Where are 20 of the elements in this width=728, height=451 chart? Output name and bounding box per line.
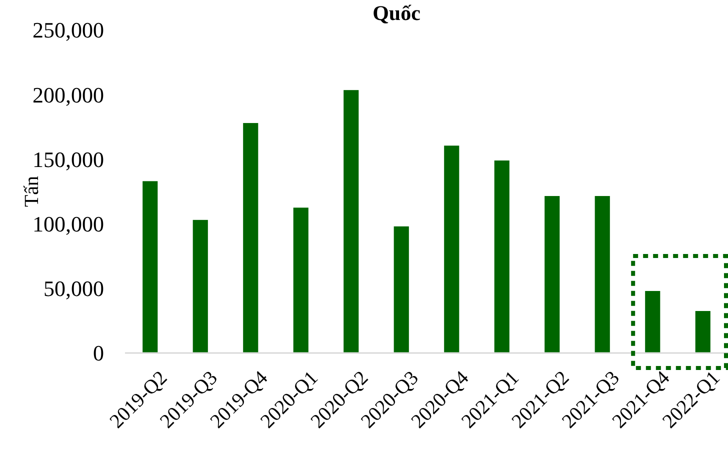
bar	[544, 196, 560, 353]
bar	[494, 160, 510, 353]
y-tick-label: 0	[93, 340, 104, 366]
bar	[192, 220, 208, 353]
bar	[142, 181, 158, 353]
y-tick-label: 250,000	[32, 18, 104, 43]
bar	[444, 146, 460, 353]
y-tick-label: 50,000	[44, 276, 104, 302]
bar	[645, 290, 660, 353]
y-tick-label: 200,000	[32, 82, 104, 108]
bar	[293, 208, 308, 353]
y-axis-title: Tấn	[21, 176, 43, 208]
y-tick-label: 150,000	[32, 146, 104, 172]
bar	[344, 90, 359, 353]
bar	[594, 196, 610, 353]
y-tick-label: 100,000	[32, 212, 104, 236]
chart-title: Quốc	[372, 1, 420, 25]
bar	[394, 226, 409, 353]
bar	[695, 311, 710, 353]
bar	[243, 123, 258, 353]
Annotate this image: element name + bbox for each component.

——

**What you should do**
Please rewrite every line of the rows above as a JSON list of strings, one string per line, leaving out blank lines and the pictures.

**Solution to this problem**
[
  "Where are 20 of the elements in this width=728, height=451 chart? Output name and bounding box per line.",
  "bar\t[544, 196, 560, 353]",
  "bar\t[494, 160, 510, 353]",
  "y-tick-label: 0\t[93, 340, 104, 366]",
  "bar\t[192, 220, 208, 353]",
  "bar\t[142, 181, 158, 353]",
  "y-tick-label: 250,000\t[32, 18, 104, 43]",
  "bar\t[444, 146, 460, 353]",
  "y-tick-label: 50,000\t[44, 276, 104, 302]",
  "bar\t[645, 290, 660, 353]",
  "y-tick-label: 200,000\t[32, 82, 104, 108]",
  "bar\t[293, 208, 308, 353]",
  "y-axis-title: Tấn\t[21, 176, 43, 208]",
  "y-tick-label: 150,000\t[32, 146, 104, 172]",
  "bar\t[344, 90, 359, 353]",
  "bar\t[594, 196, 610, 353]",
  "y-tick-label: 100,000\t[32, 212, 104, 236]",
  "chart-title: Quốc\t[372, 1, 420, 25]",
  "bar\t[394, 226, 409, 353]",
  "bar\t[695, 311, 710, 353]",
  "bar\t[243, 123, 258, 353]",
  "Annotate this image: element name + bbox for each component."
]